▸ **Что сделать**: Выпишите слово в слово из текста о палеоиндейцах кусок, который начинается со слов, где есть «Памятники до культуры», и заканчивается на «двусторонним ретушированием поверхности.».

▸ **Отрывок**:
──────
Палеоиндейцы

Поделись знанием:
Перейти к: навигация, поиск

Палеоиндейцы — условное наименование первых людей, заселивших Американский континент в конце последнего ледникового периода (в Европе — Вислинское оледенение, в Северной Америке — висконсинское оледенение). Процесс заселения Америки является предметом споров и исследований.





Хронология

Согласно современной точке зрения, первые люди прибыли в Америку через ещё существовавший тогда Берингов перешеек (Берингию) между Сибирью и Аляской. По наиболее распространённой точке зрения, первое переселение состоялось около 11 тыс. лет назад (хотя есть и гипотезы более раннего переселения — см. статьи Лузия (ископаемый человек), Ньеде Гидон). Остаётся предметом споров их путь по американскому континенту: либо от Аляски по Тихоокеанскому побережью, либо по центральной части материка через свободное от льдов пространство между Лаурентийским ледяным щитом и глетчерами Береговых хребтов на территории Юкон в Канаде.

Находки в XXI в. человеческой ДНК в пещерах Пэйсли в штате Орегон указывают скорее на перемещение вдоль побережья около 14300 лет назад. Отдельные находки в Монте-Верде (Чили) или Мидоукрофте (Пенсильвания) также позволяют сдвинуть дату первого переселения на более ранний срок. Весьма спорной является датировка находки в Пещерах Блуфиш.

«Аборигены Америки»

Древнейшие человеческие останки в Америке, по мнению некоторых антропологов, имеют «неиндейские» черты лиц. На основании этого археологи Вальтер Невеш и Эктор Пуччарелли сформулировали гипотезу об «аборигенах Америки», прибывших в Америку на несколько тысяч лет ранее индейцев (носителей американоидной расы), и позднее ассимилированных или истреблённых ими.

Отдельные культуры

Памятники до культуры Кловис

Культура Кловис

Первой широко распространённой археологической культурой доколумбовой Америки была культура Кловис, известная также как культура Льяно, названная по месту находок у г. Кловис в штате Нью-Мексико. Датируется 11500 — 11000 гг. до н. э. Для данной культуры характерны своеобразные наконечники стрел из кремня и роговика с желобчатым основанием и двусторонним ретушированием поверхности.

Люди культуры Кловис занимались охотой и собирательством и кочевали небольшими семейными группами по Северной и Центральной Америке вплоть до Панамы, то есть по территории, в тот период всё ещё покрытой тающими массами льда. К югу от Панамы вместо наконечников типа Кловис встречаются возникшие примерно одновременно наконечники в виде «рыбьего хвоста». У них желобок отсутствует, вместо этого вблизи от нижнего конца имеется уступ, уменьшающийся и исчезающий на конце, за что наконечники и сравнивают с рыбьими хвостами.
──────
▸ **Приложенные записи**:
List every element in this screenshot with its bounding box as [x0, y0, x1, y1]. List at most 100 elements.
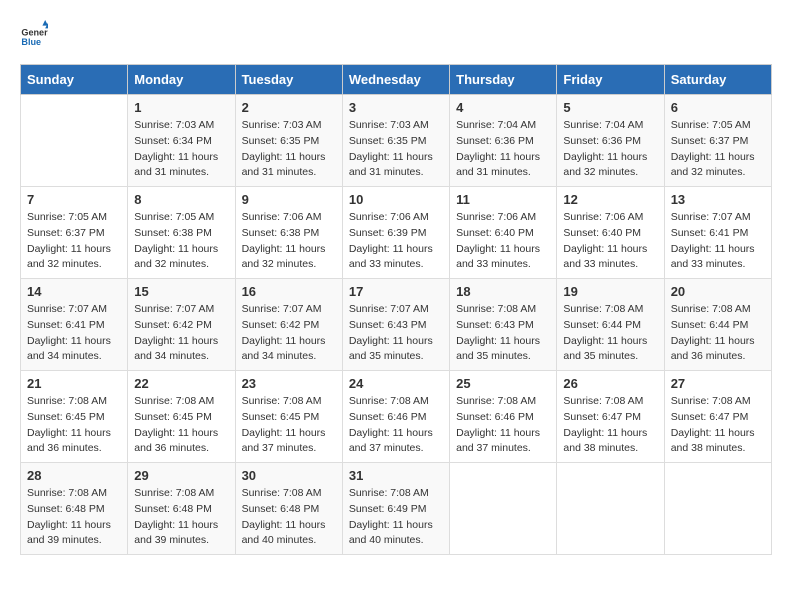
calendar-cell: 22Sunrise: 7:08 AM Sunset: 6:45 PM Dayli… [128, 371, 235, 463]
day-info: Sunrise: 7:05 AM Sunset: 6:37 PM Dayligh… [671, 118, 765, 181]
day-info: Sunrise: 7:08 AM Sunset: 6:48 PM Dayligh… [242, 486, 336, 549]
calendar-cell: 31 Sunrise: 7:08 AM Sunset: 6:49 PM Dayli… [342, 463, 449, 555]
calendar-cell: 4Sunrise: 7:04 AM Sunset: 6:36 PM Daylig… [450, 95, 557, 187]
logo-icon: General Blue [20, 20, 48, 48]
day-info: Sunrise: 7:08 AM Sunset: 6:49 PM Dayligh… [349, 486, 443, 549]
calendar-cell: 20 Sunrise: 7:08 AM Sunset: 6:44 PM Dayli… [664, 279, 771, 371]
day-number: 10 [349, 192, 443, 207]
calendar-cell: 16Sunrise: 7:07 AM Sunset: 6:42 PM Dayli… [235, 279, 342, 371]
calendar-cell: 19Sunrise: 7:08 AM Sunset: 6:44 PM Dayli… [557, 279, 664, 371]
day-number: 12 [563, 192, 657, 207]
day-number: 7 [27, 192, 121, 207]
day-number: 13 [671, 192, 765, 207]
day-info: Sunrise: 7:08 AM Sunset: 6:47 PM Dayligh… [563, 394, 657, 457]
calendar-cell: 1 Sunrise: 7:03 AM Sunset: 6:34 PM Daylig… [128, 95, 235, 187]
day-info: Sunrise: 7:06 AM Sunset: 6:40 PM Dayligh… [563, 210, 657, 273]
day-number: 29 [134, 468, 228, 483]
day-number: 19 [563, 284, 657, 299]
weekday-header-monday: Monday [128, 65, 235, 95]
day-number: 26 [563, 376, 657, 391]
day-info: Sunrise: 7:03 AM Sunset: 6:35 PM Dayligh… [349, 118, 443, 181]
day-number: 21 [27, 376, 121, 391]
day-number: 24 [349, 376, 443, 391]
page-header: General Blue [20, 20, 772, 48]
day-number: 31 [349, 468, 443, 483]
calendar-cell: 26 Sunrise: 7:08 AM Sunset: 6:47 PM Dayli… [557, 371, 664, 463]
day-info: Sunrise: 7:05 AM Sunset: 6:37 PM Dayligh… [27, 210, 121, 273]
day-info: Sunrise: 7:03 AM Sunset: 6:34 PM Dayligh… [134, 118, 228, 181]
day-info: Sunrise: 7:08 AM Sunset: 6:43 PM Dayligh… [456, 302, 550, 365]
calendar-cell: 13Sunrise: 7:07 AM Sunset: 6:41 PM Dayli… [664, 187, 771, 279]
day-info: Sunrise: 7:08 AM Sunset: 6:44 PM Dayligh… [671, 302, 765, 365]
day-info: Sunrise: 7:04 AM Sunset: 6:36 PM Dayligh… [456, 118, 550, 181]
day-number: 16 [242, 284, 336, 299]
day-info: Sunrise: 7:08 AM Sunset: 6:45 PM Dayligh… [27, 394, 121, 457]
calendar-cell: 18 Sunrise: 7:08 AM Sunset: 6:43 PM Dayli… [450, 279, 557, 371]
day-info: Sunrise: 7:04 AM Sunset: 6:36 PM Dayligh… [563, 118, 657, 181]
day-number: 14 [27, 284, 121, 299]
day-info: Sunrise: 7:08 AM Sunset: 6:45 PM Dayligh… [242, 394, 336, 457]
calendar-cell: 7 Sunrise: 7:05 AM Sunset: 6:37 PM Daylig… [21, 187, 128, 279]
calendar-table: SundayMondayTuesdayWednesdayThursdayFrid… [20, 64, 772, 555]
day-number: 11 [456, 192, 550, 207]
svg-text:Blue: Blue [21, 37, 41, 47]
day-number: 8 [134, 192, 228, 207]
day-info: Sunrise: 7:03 AM Sunset: 6:35 PM Dayligh… [242, 118, 336, 181]
day-info: Sunrise: 7:07 AM Sunset: 6:43 PM Dayligh… [349, 302, 443, 365]
calendar-cell: 27 Sunrise: 7:08 AM Sunset: 6:47 PM Dayli… [664, 371, 771, 463]
calendar-cell: 2 Sunrise: 7:03 AM Sunset: 6:35 PM Daylig… [235, 95, 342, 187]
calendar-cell: 9 Sunrise: 7:06 AM Sunset: 6:38 PM Daylig… [235, 187, 342, 279]
day-number: 27 [671, 376, 765, 391]
day-number: 2 [242, 100, 336, 115]
day-info: Sunrise: 7:07 AM Sunset: 6:41 PM Dayligh… [27, 302, 121, 365]
day-number: 20 [671, 284, 765, 299]
weekday-header-saturday: Saturday [664, 65, 771, 95]
day-number: 5 [563, 100, 657, 115]
calendar-cell [557, 463, 664, 555]
day-info: Sunrise: 7:06 AM Sunset: 6:39 PM Dayligh… [349, 210, 443, 273]
calendar-cell: 5 Sunrise: 7:04 AM Sunset: 6:36 PM Daylig… [557, 95, 664, 187]
day-info: Sunrise: 7:08 AM Sunset: 6:48 PM Dayligh… [27, 486, 121, 549]
calendar-cell [21, 95, 128, 187]
calendar-cell: 3 Sunrise: 7:03 AM Sunset: 6:35 PM Daylig… [342, 95, 449, 187]
day-number: 6 [671, 100, 765, 115]
calendar-cell: 29 Sunrise: 7:08 AM Sunset: 6:48 PM Dayli… [128, 463, 235, 555]
calendar-cell: 28Sunrise: 7:08 AM Sunset: 6:48 PM Dayli… [21, 463, 128, 555]
weekday-header-sunday: Sunday [21, 65, 128, 95]
calendar-cell: 24 Sunrise: 7:08 AM Sunset: 6:46 PM Dayli… [342, 371, 449, 463]
day-info: Sunrise: 7:08 AM Sunset: 6:45 PM Dayligh… [134, 394, 228, 457]
calendar-cell: 15 Sunrise: 7:07 AM Sunset: 6:42 PM Dayli… [128, 279, 235, 371]
day-info: Sunrise: 7:08 AM Sunset: 6:48 PM Dayligh… [134, 486, 228, 549]
day-number: 17 [349, 284, 443, 299]
day-info: Sunrise: 7:06 AM Sunset: 6:38 PM Dayligh… [242, 210, 336, 273]
calendar-cell: 14 Sunrise: 7:07 AM Sunset: 6:41 PM Dayli… [21, 279, 128, 371]
calendar-cell: 6 Sunrise: 7:05 AM Sunset: 6:37 PM Daylig… [664, 95, 771, 187]
day-number: 18 [456, 284, 550, 299]
calendar-cell [450, 463, 557, 555]
calendar-cell: 17 Sunrise: 7:07 AM Sunset: 6:43 PM Dayli… [342, 279, 449, 371]
day-number: 23 [242, 376, 336, 391]
day-info: Sunrise: 7:07 AM Sunset: 6:42 PM Dayligh… [134, 302, 228, 365]
day-info: Sunrise: 7:06 AM Sunset: 6:40 PM Dayligh… [456, 210, 550, 273]
day-number: 3 [349, 100, 443, 115]
calendar-cell: 8 Sunrise: 7:05 AM Sunset: 6:38 PM Daylig… [128, 187, 235, 279]
weekday-header-wednesday: Wednesday [342, 65, 449, 95]
calendar-cell: 11 Sunrise: 7:06 AM Sunset: 6:40 PM Dayli… [450, 187, 557, 279]
day-number: 9 [242, 192, 336, 207]
day-number: 1 [134, 100, 228, 115]
day-info: Sunrise: 7:08 AM Sunset: 6:46 PM Dayligh… [349, 394, 443, 457]
calendar-cell: 25Sunrise: 7:08 AM Sunset: 6:46 PM Dayli… [450, 371, 557, 463]
day-info: Sunrise: 7:05 AM Sunset: 6:38 PM Dayligh… [134, 210, 228, 273]
logo: General Blue [20, 20, 52, 48]
calendar-cell: 23 Sunrise: 7:08 AM Sunset: 6:45 PM Dayli… [235, 371, 342, 463]
day-number: 30 [242, 468, 336, 483]
calendar-cell: 21 Sunrise: 7:08 AM Sunset: 6:45 PM Dayli… [21, 371, 128, 463]
day-info: Sunrise: 7:08 AM Sunset: 6:46 PM Dayligh… [456, 394, 550, 457]
day-number: 15 [134, 284, 228, 299]
svg-text:General: General [21, 27, 48, 37]
weekday-header-friday: Friday [557, 65, 664, 95]
weekday-header-thursday: Thursday [450, 65, 557, 95]
calendar-cell: 12 Sunrise: 7:06 AM Sunset: 6:40 PM Dayli… [557, 187, 664, 279]
weekday-header-tuesday: Tuesday [235, 65, 342, 95]
day-info: Sunrise: 7:08 AM Sunset: 6:47 PM Dayligh… [671, 394, 765, 457]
──────
▸ **Готовый ответ**:
Памятники до культуры Кловис

Культура Кловис

Первой широко распространённой археологической культурой доколумбовой Америки была культура Кловис, известная также как культура Льяно, названная по месту находок у г. Кловис в штате Нью-Мексико. Датируется 11500 — 11000 гг. до н. э. Для данной культуры характерны своеобразные наконечники стрел из кремня и роговика с желобчатым основанием и двусторонним ретушированием поверхности.